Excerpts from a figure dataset
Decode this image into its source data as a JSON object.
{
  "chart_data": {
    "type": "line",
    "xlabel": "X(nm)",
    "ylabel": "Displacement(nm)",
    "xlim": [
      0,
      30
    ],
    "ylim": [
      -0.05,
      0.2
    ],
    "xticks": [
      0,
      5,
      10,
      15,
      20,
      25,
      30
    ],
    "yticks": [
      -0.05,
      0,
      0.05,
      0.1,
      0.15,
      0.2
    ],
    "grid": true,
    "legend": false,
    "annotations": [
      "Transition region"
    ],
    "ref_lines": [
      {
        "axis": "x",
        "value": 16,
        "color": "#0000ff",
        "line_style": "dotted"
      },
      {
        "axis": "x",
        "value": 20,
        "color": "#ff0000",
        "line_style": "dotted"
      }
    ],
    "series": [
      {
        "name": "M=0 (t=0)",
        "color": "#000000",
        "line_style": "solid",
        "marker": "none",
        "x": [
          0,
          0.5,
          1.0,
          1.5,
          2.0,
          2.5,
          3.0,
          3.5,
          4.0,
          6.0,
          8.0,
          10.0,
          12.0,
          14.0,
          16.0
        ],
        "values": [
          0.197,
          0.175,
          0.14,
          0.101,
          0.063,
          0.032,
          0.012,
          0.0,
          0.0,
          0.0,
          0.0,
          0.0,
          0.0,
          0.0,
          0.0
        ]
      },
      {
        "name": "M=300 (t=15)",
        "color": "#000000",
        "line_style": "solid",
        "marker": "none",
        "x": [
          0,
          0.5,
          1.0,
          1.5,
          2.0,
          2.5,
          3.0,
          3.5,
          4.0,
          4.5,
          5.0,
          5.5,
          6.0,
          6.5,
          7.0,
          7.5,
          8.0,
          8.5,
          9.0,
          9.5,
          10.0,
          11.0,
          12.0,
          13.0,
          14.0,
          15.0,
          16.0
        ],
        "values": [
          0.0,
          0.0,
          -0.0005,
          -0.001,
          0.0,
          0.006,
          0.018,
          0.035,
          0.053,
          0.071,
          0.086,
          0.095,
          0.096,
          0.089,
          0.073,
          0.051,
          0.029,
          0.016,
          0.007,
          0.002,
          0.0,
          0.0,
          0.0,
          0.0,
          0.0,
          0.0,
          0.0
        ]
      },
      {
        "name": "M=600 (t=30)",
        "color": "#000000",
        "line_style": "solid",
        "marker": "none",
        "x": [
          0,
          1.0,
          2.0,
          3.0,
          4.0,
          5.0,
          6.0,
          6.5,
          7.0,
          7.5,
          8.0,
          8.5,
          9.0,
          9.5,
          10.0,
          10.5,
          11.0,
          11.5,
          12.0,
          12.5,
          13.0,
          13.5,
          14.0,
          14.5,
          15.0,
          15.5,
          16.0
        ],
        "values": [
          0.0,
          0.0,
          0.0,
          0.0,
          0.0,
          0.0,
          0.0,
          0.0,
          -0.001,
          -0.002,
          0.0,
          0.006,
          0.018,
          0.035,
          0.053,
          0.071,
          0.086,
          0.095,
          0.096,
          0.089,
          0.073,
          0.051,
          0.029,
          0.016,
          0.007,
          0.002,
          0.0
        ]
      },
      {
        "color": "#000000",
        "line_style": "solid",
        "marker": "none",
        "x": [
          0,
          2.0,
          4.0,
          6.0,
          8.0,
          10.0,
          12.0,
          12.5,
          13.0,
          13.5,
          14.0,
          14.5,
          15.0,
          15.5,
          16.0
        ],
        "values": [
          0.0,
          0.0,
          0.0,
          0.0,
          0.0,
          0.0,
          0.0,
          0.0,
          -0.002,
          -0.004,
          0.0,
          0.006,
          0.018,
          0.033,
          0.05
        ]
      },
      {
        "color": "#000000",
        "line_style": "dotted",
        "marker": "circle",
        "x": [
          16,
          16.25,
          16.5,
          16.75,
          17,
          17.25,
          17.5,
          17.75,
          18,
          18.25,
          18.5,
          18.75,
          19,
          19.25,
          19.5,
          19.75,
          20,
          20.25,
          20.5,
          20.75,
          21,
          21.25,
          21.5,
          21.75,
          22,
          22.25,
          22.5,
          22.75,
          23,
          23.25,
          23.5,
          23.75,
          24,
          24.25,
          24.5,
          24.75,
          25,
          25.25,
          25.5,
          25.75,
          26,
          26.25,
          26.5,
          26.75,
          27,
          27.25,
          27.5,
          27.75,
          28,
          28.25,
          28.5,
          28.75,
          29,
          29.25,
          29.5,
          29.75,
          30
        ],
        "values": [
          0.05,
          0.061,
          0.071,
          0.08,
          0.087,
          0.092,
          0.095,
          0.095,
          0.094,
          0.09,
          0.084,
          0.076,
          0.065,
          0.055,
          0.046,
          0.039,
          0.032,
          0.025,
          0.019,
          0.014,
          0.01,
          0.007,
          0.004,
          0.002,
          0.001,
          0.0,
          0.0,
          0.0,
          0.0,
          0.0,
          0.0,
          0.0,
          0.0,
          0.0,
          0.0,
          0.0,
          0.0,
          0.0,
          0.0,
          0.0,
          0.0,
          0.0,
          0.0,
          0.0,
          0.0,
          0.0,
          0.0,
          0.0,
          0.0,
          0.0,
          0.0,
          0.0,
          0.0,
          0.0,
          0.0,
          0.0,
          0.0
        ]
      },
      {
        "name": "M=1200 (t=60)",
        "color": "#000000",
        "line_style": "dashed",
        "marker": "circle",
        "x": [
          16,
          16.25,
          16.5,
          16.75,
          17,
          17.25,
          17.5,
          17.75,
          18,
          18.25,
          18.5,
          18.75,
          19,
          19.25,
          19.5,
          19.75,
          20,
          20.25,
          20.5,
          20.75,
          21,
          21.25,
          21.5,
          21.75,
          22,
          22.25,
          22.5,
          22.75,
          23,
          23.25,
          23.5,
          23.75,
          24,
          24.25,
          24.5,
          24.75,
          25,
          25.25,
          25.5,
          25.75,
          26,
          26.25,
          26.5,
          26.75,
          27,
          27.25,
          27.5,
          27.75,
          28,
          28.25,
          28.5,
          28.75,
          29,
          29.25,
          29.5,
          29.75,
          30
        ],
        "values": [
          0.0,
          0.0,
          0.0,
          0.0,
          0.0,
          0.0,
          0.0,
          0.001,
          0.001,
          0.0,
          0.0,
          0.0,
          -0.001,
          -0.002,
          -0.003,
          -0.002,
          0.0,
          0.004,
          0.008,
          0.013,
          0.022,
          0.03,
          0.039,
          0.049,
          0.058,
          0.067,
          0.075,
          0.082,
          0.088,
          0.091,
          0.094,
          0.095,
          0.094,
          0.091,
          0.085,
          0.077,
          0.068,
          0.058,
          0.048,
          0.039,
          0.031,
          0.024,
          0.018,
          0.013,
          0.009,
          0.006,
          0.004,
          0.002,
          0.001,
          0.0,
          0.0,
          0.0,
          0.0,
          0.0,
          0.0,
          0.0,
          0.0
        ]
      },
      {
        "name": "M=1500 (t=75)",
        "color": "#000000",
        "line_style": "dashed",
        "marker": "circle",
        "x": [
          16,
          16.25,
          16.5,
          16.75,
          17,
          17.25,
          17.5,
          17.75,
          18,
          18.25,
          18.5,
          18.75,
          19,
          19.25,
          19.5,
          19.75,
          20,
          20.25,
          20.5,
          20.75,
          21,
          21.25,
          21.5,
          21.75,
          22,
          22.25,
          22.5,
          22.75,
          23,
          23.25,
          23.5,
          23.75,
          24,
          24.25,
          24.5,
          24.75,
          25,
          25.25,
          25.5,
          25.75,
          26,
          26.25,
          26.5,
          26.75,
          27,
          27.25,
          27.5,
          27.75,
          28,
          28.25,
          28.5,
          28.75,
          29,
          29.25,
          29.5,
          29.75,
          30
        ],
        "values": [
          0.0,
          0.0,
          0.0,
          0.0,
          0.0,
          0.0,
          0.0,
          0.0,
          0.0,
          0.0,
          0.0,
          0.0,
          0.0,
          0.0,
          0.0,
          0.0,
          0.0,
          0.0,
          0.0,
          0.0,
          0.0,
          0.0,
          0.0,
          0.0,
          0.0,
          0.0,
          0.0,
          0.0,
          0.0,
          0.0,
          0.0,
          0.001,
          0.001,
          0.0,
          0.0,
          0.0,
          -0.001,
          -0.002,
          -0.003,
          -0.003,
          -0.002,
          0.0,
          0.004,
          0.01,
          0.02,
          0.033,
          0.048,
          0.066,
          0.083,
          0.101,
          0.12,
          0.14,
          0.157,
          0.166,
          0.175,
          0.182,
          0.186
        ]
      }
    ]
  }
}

## [Exercise]
Wherever the word "name" occurs in a line of the listing, copy that line.

## [The completed task]
        "name": "M=0 (t=0)",
        "name": "M=300 (t=15)",
        "name": "M=600 (t=30)",
        "name": "M=1200 (t=60)",
        "name": "M=1500 (t=75)",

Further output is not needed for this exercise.